SET EXERCISE
Filter the records for lines holding the string "JSON".
——
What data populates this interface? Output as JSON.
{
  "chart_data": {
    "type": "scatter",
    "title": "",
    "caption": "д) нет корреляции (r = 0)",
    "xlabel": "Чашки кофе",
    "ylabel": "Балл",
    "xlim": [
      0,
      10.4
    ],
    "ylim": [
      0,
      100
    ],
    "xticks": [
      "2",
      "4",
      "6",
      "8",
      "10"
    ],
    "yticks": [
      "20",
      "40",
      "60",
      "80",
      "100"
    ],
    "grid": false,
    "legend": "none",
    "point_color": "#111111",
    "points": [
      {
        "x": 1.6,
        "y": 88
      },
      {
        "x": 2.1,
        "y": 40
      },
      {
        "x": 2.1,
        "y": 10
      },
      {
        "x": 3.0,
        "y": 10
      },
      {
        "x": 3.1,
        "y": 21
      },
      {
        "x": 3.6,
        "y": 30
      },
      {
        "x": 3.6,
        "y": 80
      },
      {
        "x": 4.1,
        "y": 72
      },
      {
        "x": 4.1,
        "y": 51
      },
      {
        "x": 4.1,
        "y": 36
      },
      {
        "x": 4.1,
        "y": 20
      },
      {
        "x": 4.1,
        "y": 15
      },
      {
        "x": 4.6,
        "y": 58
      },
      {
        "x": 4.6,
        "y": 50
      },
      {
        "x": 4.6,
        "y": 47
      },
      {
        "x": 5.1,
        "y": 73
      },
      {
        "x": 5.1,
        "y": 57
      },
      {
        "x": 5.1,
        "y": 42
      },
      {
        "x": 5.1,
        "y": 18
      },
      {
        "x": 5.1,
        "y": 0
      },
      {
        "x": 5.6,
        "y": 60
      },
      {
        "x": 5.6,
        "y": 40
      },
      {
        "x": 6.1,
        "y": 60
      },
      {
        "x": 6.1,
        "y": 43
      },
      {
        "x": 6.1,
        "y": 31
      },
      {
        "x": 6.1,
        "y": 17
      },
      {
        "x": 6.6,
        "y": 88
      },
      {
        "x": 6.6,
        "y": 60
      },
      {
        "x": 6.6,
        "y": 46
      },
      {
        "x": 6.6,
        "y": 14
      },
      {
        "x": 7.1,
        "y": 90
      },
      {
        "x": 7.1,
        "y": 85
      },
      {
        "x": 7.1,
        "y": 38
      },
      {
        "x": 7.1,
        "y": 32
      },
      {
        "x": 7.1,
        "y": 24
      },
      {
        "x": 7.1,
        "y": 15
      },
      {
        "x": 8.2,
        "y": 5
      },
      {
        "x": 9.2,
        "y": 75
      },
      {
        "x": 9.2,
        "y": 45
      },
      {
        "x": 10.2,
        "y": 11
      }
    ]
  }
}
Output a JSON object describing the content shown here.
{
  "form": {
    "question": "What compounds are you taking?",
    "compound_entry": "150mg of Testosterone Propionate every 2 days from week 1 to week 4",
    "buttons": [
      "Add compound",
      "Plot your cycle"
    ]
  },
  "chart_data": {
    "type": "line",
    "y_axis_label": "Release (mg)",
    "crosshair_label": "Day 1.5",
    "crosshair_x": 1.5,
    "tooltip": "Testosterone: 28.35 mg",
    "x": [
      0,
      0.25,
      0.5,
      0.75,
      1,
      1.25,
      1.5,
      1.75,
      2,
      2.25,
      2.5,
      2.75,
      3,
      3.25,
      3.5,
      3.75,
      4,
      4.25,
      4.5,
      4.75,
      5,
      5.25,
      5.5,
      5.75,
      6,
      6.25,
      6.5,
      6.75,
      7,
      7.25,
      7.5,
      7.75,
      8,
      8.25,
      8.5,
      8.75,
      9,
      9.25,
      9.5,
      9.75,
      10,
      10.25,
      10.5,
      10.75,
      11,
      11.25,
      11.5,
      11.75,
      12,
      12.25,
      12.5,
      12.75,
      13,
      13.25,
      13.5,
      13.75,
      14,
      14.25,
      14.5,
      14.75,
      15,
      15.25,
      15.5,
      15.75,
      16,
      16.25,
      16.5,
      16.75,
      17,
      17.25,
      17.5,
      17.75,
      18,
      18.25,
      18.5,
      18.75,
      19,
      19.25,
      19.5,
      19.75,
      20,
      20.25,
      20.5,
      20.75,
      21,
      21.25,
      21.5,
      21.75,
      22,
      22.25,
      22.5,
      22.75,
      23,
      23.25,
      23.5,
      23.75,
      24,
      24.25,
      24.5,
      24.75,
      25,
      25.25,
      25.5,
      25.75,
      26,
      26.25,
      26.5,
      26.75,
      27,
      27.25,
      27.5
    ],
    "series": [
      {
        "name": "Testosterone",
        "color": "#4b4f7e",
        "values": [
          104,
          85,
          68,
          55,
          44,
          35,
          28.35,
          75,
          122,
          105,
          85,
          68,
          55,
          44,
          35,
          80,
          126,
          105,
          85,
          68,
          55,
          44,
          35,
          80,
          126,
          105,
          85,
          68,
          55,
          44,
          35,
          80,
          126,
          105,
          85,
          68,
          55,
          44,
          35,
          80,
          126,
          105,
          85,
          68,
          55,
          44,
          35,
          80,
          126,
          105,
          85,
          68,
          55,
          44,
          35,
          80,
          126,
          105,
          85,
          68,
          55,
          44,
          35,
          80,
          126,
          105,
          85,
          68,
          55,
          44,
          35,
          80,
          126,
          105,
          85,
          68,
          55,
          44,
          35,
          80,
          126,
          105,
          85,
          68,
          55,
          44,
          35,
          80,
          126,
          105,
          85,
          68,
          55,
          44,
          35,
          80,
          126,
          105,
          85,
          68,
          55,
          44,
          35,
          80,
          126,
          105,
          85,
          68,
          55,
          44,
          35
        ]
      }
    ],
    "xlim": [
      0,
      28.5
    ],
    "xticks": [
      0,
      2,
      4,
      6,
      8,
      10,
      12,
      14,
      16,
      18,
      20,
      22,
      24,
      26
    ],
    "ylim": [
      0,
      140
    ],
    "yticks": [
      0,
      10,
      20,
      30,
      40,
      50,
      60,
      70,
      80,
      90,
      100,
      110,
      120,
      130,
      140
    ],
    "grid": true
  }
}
——
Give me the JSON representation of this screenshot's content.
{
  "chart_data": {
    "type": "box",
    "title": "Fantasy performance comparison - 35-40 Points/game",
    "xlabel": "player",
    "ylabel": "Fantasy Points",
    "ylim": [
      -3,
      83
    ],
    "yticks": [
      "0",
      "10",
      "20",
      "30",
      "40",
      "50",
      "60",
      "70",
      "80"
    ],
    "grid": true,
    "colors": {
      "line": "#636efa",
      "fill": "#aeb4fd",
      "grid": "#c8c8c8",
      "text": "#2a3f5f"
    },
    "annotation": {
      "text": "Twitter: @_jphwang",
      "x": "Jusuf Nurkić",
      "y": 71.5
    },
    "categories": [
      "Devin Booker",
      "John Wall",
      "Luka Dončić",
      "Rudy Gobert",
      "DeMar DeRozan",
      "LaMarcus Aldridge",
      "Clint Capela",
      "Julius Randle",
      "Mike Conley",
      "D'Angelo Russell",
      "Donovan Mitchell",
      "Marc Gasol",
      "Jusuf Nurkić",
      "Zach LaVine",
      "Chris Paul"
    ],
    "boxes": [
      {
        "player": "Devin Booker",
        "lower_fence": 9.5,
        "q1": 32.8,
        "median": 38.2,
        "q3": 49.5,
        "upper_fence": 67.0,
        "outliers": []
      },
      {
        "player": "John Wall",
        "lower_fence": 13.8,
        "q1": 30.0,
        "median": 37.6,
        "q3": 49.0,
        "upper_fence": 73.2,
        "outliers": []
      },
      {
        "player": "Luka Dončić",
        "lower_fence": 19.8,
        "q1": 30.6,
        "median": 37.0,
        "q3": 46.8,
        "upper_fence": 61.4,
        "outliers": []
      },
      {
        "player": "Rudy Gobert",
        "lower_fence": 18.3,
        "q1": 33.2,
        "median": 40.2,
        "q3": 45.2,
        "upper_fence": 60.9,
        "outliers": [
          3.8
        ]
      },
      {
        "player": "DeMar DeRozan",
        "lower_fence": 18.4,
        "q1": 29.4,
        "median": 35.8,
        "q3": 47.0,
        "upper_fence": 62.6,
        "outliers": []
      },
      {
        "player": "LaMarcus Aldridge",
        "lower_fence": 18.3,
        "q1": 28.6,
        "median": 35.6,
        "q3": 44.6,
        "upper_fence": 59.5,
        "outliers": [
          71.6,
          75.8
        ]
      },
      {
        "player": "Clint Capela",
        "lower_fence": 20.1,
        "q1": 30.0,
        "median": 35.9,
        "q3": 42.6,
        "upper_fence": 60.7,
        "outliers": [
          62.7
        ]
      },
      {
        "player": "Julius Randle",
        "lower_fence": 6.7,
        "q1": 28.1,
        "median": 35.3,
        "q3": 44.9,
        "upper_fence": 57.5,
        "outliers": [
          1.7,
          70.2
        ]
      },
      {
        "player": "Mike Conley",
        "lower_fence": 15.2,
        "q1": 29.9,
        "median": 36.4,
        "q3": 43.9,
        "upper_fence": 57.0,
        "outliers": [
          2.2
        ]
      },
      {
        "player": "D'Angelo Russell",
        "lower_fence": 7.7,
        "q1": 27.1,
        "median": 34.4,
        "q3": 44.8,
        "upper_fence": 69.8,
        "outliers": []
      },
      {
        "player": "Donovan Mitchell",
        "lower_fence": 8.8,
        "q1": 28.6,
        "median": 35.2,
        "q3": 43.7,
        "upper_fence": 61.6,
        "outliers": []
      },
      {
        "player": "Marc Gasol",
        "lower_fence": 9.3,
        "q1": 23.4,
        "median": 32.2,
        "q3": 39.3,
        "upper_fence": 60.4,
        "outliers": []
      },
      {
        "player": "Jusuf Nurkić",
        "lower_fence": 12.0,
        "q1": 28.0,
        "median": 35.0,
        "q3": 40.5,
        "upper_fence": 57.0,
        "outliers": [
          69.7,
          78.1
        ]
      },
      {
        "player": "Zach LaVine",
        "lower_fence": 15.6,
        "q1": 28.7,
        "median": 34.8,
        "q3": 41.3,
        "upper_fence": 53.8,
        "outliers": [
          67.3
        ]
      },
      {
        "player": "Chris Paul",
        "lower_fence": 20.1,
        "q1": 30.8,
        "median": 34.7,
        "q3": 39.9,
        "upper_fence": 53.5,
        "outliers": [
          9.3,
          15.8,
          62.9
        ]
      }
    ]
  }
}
——
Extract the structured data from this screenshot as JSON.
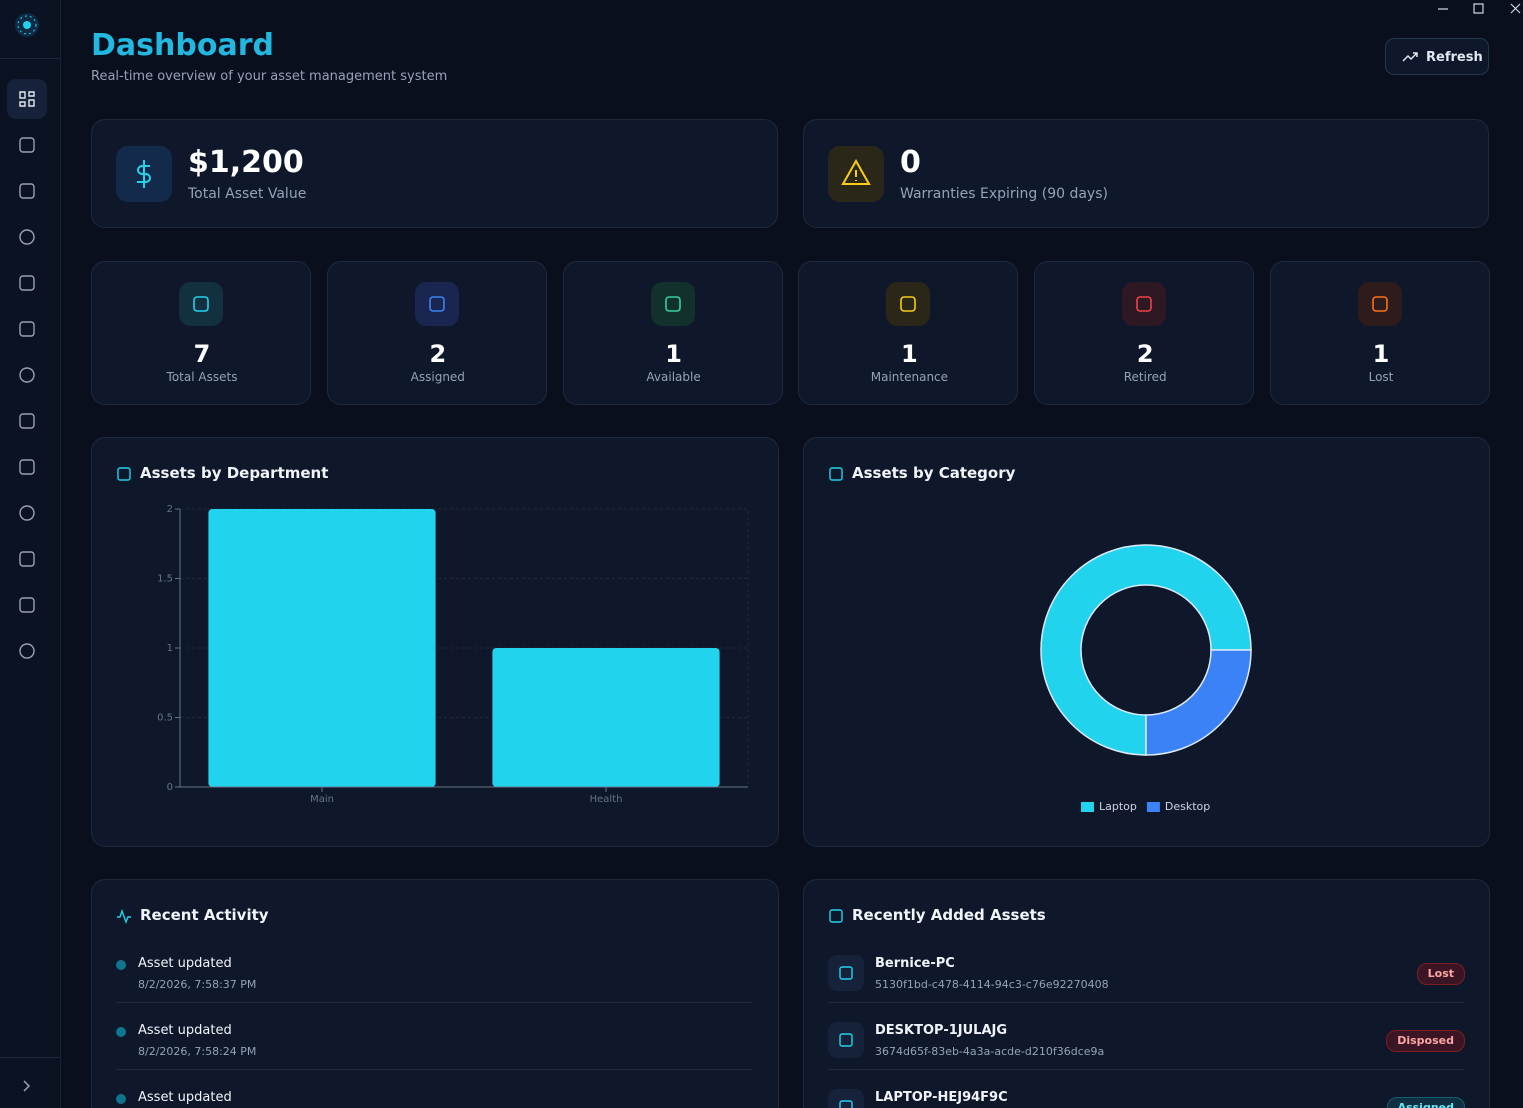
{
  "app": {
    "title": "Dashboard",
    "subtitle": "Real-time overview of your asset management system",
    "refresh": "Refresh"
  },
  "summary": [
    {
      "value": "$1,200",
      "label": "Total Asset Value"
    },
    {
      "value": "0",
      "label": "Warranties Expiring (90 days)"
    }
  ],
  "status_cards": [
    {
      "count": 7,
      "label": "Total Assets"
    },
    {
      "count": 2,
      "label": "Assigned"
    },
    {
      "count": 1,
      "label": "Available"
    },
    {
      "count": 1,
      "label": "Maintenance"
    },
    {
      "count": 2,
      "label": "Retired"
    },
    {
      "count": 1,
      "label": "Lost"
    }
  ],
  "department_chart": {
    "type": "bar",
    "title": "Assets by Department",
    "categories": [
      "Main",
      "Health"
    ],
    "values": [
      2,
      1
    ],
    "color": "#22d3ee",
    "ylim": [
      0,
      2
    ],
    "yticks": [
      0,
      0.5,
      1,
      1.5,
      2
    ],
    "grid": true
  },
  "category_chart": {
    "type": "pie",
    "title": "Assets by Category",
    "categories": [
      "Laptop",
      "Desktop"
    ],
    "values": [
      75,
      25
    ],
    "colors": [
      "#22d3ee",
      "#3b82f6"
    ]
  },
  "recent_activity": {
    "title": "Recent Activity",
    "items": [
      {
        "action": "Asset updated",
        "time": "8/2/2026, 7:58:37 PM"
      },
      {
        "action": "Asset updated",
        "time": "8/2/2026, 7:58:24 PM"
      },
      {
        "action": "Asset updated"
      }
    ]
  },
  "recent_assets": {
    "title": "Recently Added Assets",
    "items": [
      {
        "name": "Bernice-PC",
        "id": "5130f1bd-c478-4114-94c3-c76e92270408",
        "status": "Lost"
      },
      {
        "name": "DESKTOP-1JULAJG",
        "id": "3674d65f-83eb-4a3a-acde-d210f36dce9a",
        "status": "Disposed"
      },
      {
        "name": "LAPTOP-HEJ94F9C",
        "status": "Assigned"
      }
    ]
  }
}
——
ANSWER IN FULL
What data populates this interface? Output as JSON.
Output a JSON object describing the content shown here.
Give me the JSON representation of this screenshot's content.
Extract the structured data from this screenshot as JSON.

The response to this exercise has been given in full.